THE EXERCISE: Find every line of the listing below where "climatology" appears, and copy it.

Saved entries:
● ● ● ●

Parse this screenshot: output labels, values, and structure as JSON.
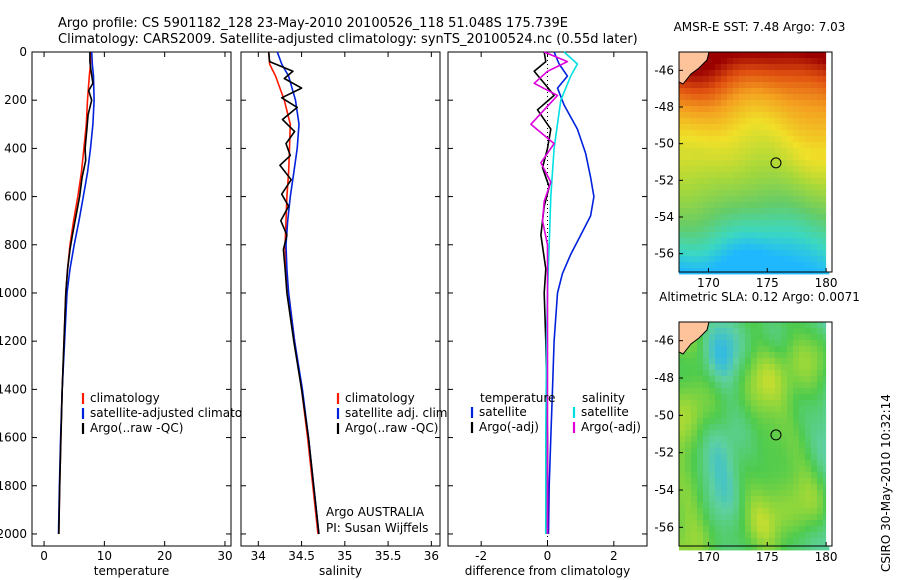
{
  "header": {
    "line1": "Argo profile: CS 5901182_128 23-May-2010 20100526_118 51.048S 175.739E",
    "line2": "Climatology: CARS2009. Satellite-adjusted climatology: synTS_20100524.nc (0.55d later)"
  },
  "side_label": "CSIRO 30-May-2010 10:32:14",
  "colors": {
    "climatology": "#ff1a00",
    "satellite": "#0022dd",
    "argo": "#000000",
    "satellite_sal": "#00e0e0",
    "argo_sal": "#dd00dd",
    "land": "#ffc39b"
  },
  "chart_data": [
    {
      "type": "line",
      "xlabel": "temperature",
      "ylabel": "",
      "xlim": [
        -2,
        31
      ],
      "ylim": [
        2050,
        0
      ],
      "xticks": [
        0,
        10,
        20,
        30
      ],
      "yticks": [
        0,
        200,
        400,
        600,
        800,
        1000,
        1200,
        1400,
        1600,
        1800,
        2000
      ],
      "legend": [
        "climatology",
        "satellite-adjusted climatology",
        "Argo(..raw -QC)"
      ],
      "series": [
        {
          "name": "climatology",
          "color": "#ff1a00",
          "x": [
            7.7,
            7.7,
            7.5,
            7.2,
            7.0,
            6.6,
            6.2,
            5.6,
            4.9,
            4.3,
            3.9,
            3.6,
            3.3,
            3.0,
            2.8,
            2.6,
            2.45
          ],
          "y": [
            0,
            50,
            100,
            200,
            300,
            400,
            500,
            600,
            700,
            800,
            900,
            1000,
            1200,
            1400,
            1600,
            1800,
            2000
          ]
        },
        {
          "name": "satellite-adjusted climatology",
          "color": "#0022dd",
          "x": [
            7.9,
            8.0,
            8.2,
            8.3,
            8.1,
            7.7,
            7.2,
            6.5,
            5.8,
            5.0,
            4.3,
            3.8,
            3.4,
            3.0,
            2.75,
            2.55,
            2.4
          ],
          "y": [
            0,
            50,
            100,
            200,
            300,
            400,
            500,
            600,
            700,
            800,
            900,
            1000,
            1200,
            1400,
            1600,
            1800,
            2000
          ]
        },
        {
          "name": "Argo(..raw -QC)",
          "color": "#000000",
          "x": [
            7.6,
            7.6,
            7.8,
            8.1,
            7.4,
            7.9,
            7.3,
            7.1,
            6.8,
            6.9,
            6.3,
            5.9,
            5.3,
            4.7,
            4.3,
            3.9,
            3.6,
            3.3,
            3.0,
            2.8,
            2.6,
            2.45
          ],
          "y": [
            0,
            40,
            80,
            130,
            160,
            200,
            260,
            320,
            400,
            450,
            520,
            600,
            680,
            760,
            820,
            900,
            1000,
            1200,
            1400,
            1600,
            1800,
            2000
          ]
        }
      ]
    },
    {
      "type": "line",
      "xlabel": "salinity",
      "ylabel": "",
      "xlim": [
        33.8,
        36.1
      ],
      "ylim": [
        2050,
        0
      ],
      "xticks": [
        34,
        34.5,
        35,
        35.5,
        36
      ],
      "legend": [
        "climatology",
        "satellite adj. clim.",
        "Argo(..raw -QC)"
      ],
      "annotation": [
        "Argo AUSTRALIA",
        "PI: Susan Wijffels"
      ],
      "series": [
        {
          "name": "climatology",
          "color": "#ff1a00",
          "x": [
            34.12,
            34.13,
            34.2,
            34.3,
            34.37,
            34.36,
            34.35,
            34.33,
            34.32,
            34.31,
            34.32,
            34.35,
            34.42,
            34.5,
            34.57,
            34.63,
            34.69
          ],
          "y": [
            0,
            50,
            100,
            200,
            300,
            400,
            500,
            600,
            700,
            800,
            900,
            1000,
            1200,
            1400,
            1600,
            1800,
            2000
          ]
        },
        {
          "name": "satellite adj. clim.",
          "color": "#0022dd",
          "x": [
            34.22,
            34.27,
            34.35,
            34.43,
            34.47,
            34.45,
            34.41,
            34.37,
            34.34,
            34.32,
            34.33,
            34.35,
            34.42,
            34.51,
            34.58,
            34.64,
            34.7
          ],
          "y": [
            0,
            50,
            100,
            200,
            300,
            400,
            500,
            600,
            700,
            800,
            900,
            1000,
            1200,
            1400,
            1600,
            1800,
            2000
          ]
        },
        {
          "name": "Argo(..raw -QC)",
          "color": "#000000",
          "x": [
            34.12,
            34.13,
            34.4,
            34.3,
            34.5,
            34.27,
            34.45,
            34.28,
            34.42,
            34.32,
            34.37,
            34.25,
            34.38,
            34.27,
            34.35,
            34.26,
            34.33,
            34.29,
            34.31,
            34.33,
            34.41,
            34.5,
            34.58,
            34.64,
            34.7
          ],
          "y": [
            0,
            40,
            80,
            110,
            150,
            190,
            230,
            280,
            330,
            380,
            430,
            470,
            530,
            590,
            640,
            700,
            760,
            820,
            900,
            1000,
            1200,
            1400,
            1600,
            1800,
            2000
          ]
        }
      ]
    },
    {
      "type": "line",
      "xlabel": "difference from climatology",
      "ylabel": "",
      "xlim": [
        -3,
        3
      ],
      "ylim": [
        2050,
        0
      ],
      "xticks": [
        -2,
        0,
        2
      ],
      "legend_temperature": [
        "temperature",
        "satellite",
        "Argo(-adj)"
      ],
      "legend_salinity": [
        "salinity",
        "satellite",
        "Argo(-adj)"
      ],
      "series": [
        {
          "name": "temperature satellite",
          "color": "#0022dd",
          "x": [
            0.2,
            0.35,
            0.6,
            0.3,
            0.5,
            0.9,
            1.15,
            1.3,
            1.4,
            1.3,
            1.0,
            0.7,
            0.45,
            0.3,
            0.2,
            0.15,
            0.1,
            0.05,
            0.03
          ],
          "y": [
            0,
            50,
            100,
            150,
            220,
            320,
            420,
            520,
            600,
            680,
            760,
            840,
            920,
            1000,
            1200,
            1400,
            1600,
            1800,
            2000
          ]
        },
        {
          "name": "temperature Argo(-adj)",
          "color": "#000000",
          "x": [
            -0.1,
            -0.05,
            -0.4,
            -0.1,
            0.2,
            -0.3,
            0.1,
            0.0,
            -0.15,
            0.05,
            -0.1,
            -0.2,
            -0.05,
            -0.1,
            -0.05,
            0.0,
            0.0
          ],
          "y": [
            0,
            40,
            80,
            130,
            180,
            240,
            320,
            400,
            480,
            560,
            640,
            760,
            900,
            1000,
            1200,
            1600,
            2000
          ]
        },
        {
          "name": "salinity satellite",
          "color": "#00e0e0",
          "x": [
            0.5,
            0.9,
            0.7,
            0.4,
            0.2,
            0.1,
            0.05,
            0.0,
            -0.03,
            -0.05,
            -0.05
          ],
          "y": [
            0,
            50,
            100,
            200,
            400,
            600,
            800,
            1000,
            1200,
            1600,
            2000
          ]
        },
        {
          "name": "salinity Argo(-adj)",
          "color": "#dd00dd",
          "x": [
            -0.1,
            0.6,
            0.0,
            -0.4,
            0.3,
            -0.1,
            -0.5,
            0.2,
            -0.2,
            0.1,
            -0.1,
            -0.15,
            0.0,
            0.0,
            0.0
          ],
          "y": [
            0,
            40,
            80,
            130,
            180,
            240,
            300,
            380,
            460,
            540,
            620,
            700,
            800,
            1000,
            2000
          ]
        }
      ]
    },
    {
      "type": "heatmap",
      "title": "AMSR-E SST: 7.48 Argo: 7.03",
      "xlim": [
        167.5,
        180.5
      ],
      "ylim": [
        -57,
        -45
      ],
      "xticks": [
        170,
        175,
        180
      ],
      "yticks": [
        -46,
        -48,
        -50,
        -52,
        -54,
        -56
      ],
      "marker": {
        "lon": 175.739,
        "lat": -51.048
      }
    },
    {
      "type": "heatmap",
      "title": "Altimetric SLA: 0.12 Argo: 0.0071",
      "xlim": [
        167.5,
        180.5
      ],
      "ylim": [
        -57,
        -45
      ],
      "xticks": [
        170,
        175,
        180
      ],
      "yticks": [
        -46,
        -48,
        -50,
        -52,
        -54,
        -56
      ],
      "marker": {
        "lon": 175.739,
        "lat": -51.048
      }
    }
  ]
}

● ● ● ●

ANSWER TO THE EXERCISE:
    "line2": "Climatology: CARS2009. Satellite-adjusted climatology: synTS_20100524.nc (0.55d later)"
    "climatology": "#ff1a00",
        "climatology",
        "satellite-adjusted climatology",
          "name": "climatology",
          "name": "satellite-adjusted climatology",
        "climatology",
          "name": "climatology",
      "xlabel": "difference from climatology",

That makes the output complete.